[Dataset records]
* * * * *
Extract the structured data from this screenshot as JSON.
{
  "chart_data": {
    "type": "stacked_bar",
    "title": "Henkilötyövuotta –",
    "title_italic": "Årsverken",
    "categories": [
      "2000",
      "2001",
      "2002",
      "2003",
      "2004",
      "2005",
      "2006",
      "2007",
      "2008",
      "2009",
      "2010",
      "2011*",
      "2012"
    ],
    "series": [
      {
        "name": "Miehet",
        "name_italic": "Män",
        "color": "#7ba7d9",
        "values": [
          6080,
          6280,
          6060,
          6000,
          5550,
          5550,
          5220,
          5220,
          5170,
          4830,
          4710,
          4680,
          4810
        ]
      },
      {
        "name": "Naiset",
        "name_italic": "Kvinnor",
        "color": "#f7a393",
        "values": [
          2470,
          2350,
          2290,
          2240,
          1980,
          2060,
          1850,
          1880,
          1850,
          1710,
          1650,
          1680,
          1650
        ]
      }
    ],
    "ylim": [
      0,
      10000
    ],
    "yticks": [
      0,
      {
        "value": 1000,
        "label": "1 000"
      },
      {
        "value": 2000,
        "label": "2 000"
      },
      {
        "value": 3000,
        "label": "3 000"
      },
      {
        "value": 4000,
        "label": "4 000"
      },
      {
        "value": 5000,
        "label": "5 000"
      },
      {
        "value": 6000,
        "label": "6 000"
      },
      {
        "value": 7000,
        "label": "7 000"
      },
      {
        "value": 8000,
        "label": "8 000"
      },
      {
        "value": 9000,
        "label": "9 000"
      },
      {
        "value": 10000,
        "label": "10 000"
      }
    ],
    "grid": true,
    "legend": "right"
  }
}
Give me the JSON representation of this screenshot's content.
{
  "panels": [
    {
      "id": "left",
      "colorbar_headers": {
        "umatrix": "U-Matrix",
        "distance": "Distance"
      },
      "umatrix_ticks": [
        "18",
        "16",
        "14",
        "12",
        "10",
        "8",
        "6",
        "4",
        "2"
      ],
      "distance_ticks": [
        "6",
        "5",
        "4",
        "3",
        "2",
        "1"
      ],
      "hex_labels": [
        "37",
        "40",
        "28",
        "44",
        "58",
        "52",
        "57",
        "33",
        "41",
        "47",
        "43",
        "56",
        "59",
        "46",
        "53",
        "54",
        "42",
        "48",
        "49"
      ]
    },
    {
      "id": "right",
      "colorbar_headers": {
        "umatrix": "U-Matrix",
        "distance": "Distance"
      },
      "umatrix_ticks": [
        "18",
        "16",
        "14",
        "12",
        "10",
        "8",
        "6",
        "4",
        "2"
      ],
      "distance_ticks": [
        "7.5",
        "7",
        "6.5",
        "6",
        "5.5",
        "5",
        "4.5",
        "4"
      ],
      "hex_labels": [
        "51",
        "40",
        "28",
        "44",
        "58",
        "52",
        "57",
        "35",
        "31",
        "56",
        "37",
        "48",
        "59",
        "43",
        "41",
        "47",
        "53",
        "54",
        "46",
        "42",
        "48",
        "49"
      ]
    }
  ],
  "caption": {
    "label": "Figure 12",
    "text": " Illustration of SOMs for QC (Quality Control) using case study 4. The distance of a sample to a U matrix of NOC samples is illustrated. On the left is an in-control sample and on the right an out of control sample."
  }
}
* * * * *
Extract the complete listing above, reproducing each line exactly.

* RESPONSE TO THE TASK:
Extract the structured data from this screenshot as JSON.
{
  "chart_data": {
    "type": "stacked_bar",
    "title": "Henkilötyövuotta –",
    "title_italic": "Årsverken",
    "categories": [
      "2000",
      "2001",
      "2002",
      "2003",
      "2004",
      "2005",
      "2006",
      "2007",
      "2008",
      "2009",
      "2010",
      "2011*",
      "2012"
    ],
    "series": [
      {
        "name": "Miehet",
        "name_italic": "Män",
        "color": "#7ba7d9",
        "values": [
          6080,
          6280,
          6060,
          6000,
          5550,
          5550,
          5220,
          5220,
          5170,
          4830,
          4710,
          4680,
          4810
        ]
      },
      {
        "name": "Naiset",
        "name_italic": "Kvinnor",
        "color": "#f7a393",
        "values": [
          2470,
          2350,
          2290,
          2240,
          1980,
          2060,
          1850,
          1880,
          1850,
          1710,
          1650,
          1680,
          1650
        ]
      }
    ],
    "ylim": [
      0,
      10000
    ],
    "yticks": [
      0,
      {
        "value": 1000,
        "label": "1 000"
      },
      {
        "value": 2000,
        "label": "2 000"
      },
      {
        "value": 3000,
        "label": "3 000"
      },
      {
        "value": 4000,
        "label": "4 000"
      },
      {
        "value": 5000,
        "label": "5 000"
      },
      {
        "value": 6000,
        "label": "6 000"
      },
      {
        "value": 7000,
        "label": "7 000"
      },
      {
        "value": 8000,
        "label": "8 000"
      },
      {
        "value": 9000,
        "label": "9 000"
      },
      {
        "value": 10000,
        "label": "10 000"
      }
    ],
    "grid": true,
    "legend": "right"
  }
}
Give me the JSON representation of this screenshot's content.
{
  "panels": [
    {
      "id": "left",
      "colorbar_headers": {
        "umatrix": "U-Matrix",
        "distance": "Distance"
      },
      "umatrix_ticks": [
        "18",
        "16",
        "14",
        "12",
        "10",
        "8",
        "6",
        "4",
        "2"
      ],
      "distance_ticks": [
        "6",
        "5",
        "4",
        "3",
        "2",
        "1"
      ],
      "hex_labels": [
        "37",
        "40",
        "28",
        "44",
        "58",
        "52",
        "57",
        "33",
        "41",
        "47",
        "43",
        "56",
        "59",
        "46",
        "53",
        "54",
        "42",
        "48",
        "49"
      ]
    },
    {
      "id": "right",
      "colorbar_headers": {
        "umatrix": "U-Matrix",
        "distance": "Distance"
      },
      "umatrix_ticks": [
        "18",
        "16",
        "14",
        "12",
        "10",
        "8",
        "6",
        "4",
        "2"
      ],
      "distance_ticks": [
        "7.5",
        "7",
        "6.5",
        "6",
        "5.5",
        "5",
        "4.5",
        "4"
      ],
      "hex_labels": [
        "51",
        "40",
        "28",
        "44",
        "58",
        "52",
        "57",
        "35",
        "31",
        "56",
        "37",
        "48",
        "59",
        "43",
        "41",
        "47",
        "53",
        "54",
        "46",
        "42",
        "48",
        "49"
      ]
    }
  ],
  "caption": {
    "label": "Figure 12",
    "text": " Illustration of SOMs for QC (Quality Control) using case study 4. The distance of a sample to a U matrix of NOC samples is illustrated. On the left is an in-control sample and on the right an out of control sample."
  }
}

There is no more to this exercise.